§ Exercise directions
Search the material for the string "Диана" and copy each line where it occurs.

§ Dataset
╭──

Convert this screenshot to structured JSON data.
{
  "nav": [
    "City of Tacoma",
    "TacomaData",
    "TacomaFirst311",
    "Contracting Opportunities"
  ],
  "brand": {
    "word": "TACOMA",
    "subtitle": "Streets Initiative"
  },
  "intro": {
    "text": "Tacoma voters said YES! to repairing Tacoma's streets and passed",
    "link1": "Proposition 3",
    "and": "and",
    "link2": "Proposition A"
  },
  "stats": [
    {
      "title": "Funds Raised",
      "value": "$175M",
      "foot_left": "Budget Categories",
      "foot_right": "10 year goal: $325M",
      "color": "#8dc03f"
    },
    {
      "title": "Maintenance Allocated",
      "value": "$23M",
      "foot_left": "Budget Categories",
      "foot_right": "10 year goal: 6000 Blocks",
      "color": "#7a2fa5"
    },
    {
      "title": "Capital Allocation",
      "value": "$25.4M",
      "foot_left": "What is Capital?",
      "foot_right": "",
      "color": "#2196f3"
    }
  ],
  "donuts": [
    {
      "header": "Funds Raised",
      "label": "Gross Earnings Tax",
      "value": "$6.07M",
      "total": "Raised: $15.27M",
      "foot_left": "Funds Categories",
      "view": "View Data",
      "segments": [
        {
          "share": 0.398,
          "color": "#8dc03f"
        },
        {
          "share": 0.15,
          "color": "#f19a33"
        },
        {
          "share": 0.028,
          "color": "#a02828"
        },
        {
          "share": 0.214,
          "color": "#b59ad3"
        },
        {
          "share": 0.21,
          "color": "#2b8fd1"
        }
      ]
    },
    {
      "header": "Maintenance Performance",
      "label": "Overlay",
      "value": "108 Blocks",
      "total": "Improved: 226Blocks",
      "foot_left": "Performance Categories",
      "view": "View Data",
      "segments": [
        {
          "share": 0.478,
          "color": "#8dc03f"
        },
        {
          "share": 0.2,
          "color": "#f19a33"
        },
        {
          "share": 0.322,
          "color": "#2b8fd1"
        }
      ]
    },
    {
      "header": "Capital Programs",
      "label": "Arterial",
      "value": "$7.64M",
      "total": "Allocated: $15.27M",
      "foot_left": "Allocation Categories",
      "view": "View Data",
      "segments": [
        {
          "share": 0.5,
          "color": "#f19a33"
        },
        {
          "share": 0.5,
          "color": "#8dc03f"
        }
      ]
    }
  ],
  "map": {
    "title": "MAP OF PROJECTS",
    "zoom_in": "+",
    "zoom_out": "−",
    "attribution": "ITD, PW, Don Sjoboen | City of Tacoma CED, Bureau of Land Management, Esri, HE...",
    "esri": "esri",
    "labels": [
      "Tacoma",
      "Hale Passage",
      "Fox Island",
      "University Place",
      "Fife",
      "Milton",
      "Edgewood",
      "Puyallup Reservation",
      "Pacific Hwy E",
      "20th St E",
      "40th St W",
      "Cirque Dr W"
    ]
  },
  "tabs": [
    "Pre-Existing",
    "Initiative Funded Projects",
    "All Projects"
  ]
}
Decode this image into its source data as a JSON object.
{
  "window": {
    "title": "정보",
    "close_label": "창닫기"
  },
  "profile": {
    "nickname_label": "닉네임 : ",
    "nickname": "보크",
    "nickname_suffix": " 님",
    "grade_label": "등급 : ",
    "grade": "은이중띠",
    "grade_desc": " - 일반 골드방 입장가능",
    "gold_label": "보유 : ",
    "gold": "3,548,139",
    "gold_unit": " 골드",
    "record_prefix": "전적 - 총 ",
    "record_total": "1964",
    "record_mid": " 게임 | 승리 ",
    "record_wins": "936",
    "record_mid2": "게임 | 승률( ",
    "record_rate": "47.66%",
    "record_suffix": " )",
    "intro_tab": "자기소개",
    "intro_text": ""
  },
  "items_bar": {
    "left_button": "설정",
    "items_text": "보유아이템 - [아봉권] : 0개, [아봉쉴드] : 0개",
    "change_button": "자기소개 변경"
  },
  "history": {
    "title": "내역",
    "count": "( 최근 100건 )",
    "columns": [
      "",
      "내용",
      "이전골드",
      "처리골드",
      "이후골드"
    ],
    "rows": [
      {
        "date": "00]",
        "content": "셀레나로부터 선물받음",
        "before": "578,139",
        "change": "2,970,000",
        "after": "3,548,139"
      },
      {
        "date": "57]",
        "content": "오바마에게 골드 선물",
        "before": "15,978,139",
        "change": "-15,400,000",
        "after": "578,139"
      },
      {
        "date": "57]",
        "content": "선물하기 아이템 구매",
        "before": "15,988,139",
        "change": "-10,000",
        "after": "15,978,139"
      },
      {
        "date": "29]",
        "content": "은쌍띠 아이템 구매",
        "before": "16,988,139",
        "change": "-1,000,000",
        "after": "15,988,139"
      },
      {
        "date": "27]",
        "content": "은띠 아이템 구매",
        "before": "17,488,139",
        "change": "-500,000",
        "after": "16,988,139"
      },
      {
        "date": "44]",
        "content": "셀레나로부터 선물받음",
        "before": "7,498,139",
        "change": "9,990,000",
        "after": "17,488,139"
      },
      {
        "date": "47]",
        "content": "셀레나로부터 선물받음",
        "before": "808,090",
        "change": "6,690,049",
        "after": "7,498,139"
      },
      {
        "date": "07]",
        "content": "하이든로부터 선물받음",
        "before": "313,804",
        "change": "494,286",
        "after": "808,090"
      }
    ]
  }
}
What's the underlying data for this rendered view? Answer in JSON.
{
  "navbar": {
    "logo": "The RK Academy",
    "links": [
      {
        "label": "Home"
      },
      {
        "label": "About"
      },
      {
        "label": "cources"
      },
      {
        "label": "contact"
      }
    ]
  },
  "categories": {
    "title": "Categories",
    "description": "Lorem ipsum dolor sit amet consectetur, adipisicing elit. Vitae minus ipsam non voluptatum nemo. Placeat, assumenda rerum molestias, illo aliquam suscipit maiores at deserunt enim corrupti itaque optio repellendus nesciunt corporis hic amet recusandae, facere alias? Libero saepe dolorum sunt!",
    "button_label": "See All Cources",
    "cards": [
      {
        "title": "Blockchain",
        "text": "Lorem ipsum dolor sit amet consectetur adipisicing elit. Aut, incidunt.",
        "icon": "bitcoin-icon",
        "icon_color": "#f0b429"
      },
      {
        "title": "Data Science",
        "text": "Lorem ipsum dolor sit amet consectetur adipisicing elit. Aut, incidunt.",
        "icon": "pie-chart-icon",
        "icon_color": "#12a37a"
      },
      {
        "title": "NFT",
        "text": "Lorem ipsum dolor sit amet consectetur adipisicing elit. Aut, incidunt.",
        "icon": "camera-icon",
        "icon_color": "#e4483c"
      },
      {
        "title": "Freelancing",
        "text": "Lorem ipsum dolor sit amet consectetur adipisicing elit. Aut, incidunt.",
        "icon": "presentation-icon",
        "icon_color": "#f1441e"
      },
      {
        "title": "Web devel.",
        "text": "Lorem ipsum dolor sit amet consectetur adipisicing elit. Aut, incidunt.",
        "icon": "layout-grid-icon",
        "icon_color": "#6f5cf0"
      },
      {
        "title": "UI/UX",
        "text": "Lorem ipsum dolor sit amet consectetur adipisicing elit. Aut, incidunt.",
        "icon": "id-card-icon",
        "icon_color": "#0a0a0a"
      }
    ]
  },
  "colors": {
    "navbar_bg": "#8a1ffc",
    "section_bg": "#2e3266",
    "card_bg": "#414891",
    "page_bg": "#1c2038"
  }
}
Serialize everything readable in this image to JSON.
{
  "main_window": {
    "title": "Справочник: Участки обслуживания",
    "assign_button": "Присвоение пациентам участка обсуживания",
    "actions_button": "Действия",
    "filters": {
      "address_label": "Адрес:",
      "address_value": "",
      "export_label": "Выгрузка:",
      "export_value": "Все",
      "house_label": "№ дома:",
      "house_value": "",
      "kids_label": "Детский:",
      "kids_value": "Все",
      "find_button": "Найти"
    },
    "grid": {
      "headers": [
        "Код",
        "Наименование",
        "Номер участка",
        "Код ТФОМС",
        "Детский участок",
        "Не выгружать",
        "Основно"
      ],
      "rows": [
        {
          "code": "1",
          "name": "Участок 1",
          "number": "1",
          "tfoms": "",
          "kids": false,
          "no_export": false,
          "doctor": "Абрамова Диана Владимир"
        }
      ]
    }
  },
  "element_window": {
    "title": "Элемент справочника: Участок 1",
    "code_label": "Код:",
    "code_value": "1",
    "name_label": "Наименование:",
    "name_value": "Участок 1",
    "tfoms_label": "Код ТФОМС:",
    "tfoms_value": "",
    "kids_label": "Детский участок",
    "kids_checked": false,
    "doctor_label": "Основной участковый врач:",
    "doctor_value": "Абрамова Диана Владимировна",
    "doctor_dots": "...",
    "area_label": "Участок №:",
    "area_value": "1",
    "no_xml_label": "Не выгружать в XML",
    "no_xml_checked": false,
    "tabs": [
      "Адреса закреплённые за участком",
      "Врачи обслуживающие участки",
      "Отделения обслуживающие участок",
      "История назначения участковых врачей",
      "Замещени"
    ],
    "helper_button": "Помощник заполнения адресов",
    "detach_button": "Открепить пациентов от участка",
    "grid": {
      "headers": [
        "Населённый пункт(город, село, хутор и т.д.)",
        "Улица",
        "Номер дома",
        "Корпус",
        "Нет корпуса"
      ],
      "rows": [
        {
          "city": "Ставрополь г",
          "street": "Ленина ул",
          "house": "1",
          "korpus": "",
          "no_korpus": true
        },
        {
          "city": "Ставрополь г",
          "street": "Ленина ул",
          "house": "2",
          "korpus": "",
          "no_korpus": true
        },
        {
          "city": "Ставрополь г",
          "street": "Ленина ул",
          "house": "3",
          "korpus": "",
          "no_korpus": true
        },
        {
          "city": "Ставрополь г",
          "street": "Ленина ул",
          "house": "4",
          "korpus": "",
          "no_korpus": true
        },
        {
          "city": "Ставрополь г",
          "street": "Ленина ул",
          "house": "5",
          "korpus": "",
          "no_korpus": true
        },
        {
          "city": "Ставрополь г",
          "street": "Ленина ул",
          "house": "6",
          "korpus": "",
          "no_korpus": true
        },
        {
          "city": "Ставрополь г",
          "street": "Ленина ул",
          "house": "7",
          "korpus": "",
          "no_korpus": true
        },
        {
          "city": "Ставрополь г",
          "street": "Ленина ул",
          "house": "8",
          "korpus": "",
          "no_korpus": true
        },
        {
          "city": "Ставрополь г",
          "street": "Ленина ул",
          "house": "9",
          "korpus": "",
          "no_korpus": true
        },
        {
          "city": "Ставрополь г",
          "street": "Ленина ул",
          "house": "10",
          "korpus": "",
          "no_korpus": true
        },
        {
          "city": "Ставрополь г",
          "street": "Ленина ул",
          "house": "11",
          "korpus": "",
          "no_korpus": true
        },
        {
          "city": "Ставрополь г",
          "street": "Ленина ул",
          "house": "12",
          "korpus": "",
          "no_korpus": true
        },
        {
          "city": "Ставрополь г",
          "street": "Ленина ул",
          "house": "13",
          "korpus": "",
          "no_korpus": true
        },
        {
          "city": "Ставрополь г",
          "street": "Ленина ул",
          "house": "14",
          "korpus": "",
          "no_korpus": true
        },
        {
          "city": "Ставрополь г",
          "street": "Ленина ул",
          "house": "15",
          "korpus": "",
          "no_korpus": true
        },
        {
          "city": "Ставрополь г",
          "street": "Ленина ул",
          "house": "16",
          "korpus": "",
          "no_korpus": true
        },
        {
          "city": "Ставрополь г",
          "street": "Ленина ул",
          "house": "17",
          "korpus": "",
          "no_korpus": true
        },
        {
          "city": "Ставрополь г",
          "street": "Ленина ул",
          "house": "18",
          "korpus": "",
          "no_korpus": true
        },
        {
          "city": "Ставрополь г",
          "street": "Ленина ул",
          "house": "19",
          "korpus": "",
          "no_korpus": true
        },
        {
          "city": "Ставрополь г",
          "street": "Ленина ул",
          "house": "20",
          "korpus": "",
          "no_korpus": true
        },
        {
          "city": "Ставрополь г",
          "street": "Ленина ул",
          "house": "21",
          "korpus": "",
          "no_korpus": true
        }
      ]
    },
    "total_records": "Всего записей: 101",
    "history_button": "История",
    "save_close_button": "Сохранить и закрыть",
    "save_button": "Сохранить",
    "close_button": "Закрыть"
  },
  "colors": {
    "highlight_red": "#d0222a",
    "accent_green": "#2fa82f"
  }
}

╰──

§ Finished task
          "doctor": "Абрамова Диана Владимир"
    "doctor_value": "Абрамова Диана Владимировна",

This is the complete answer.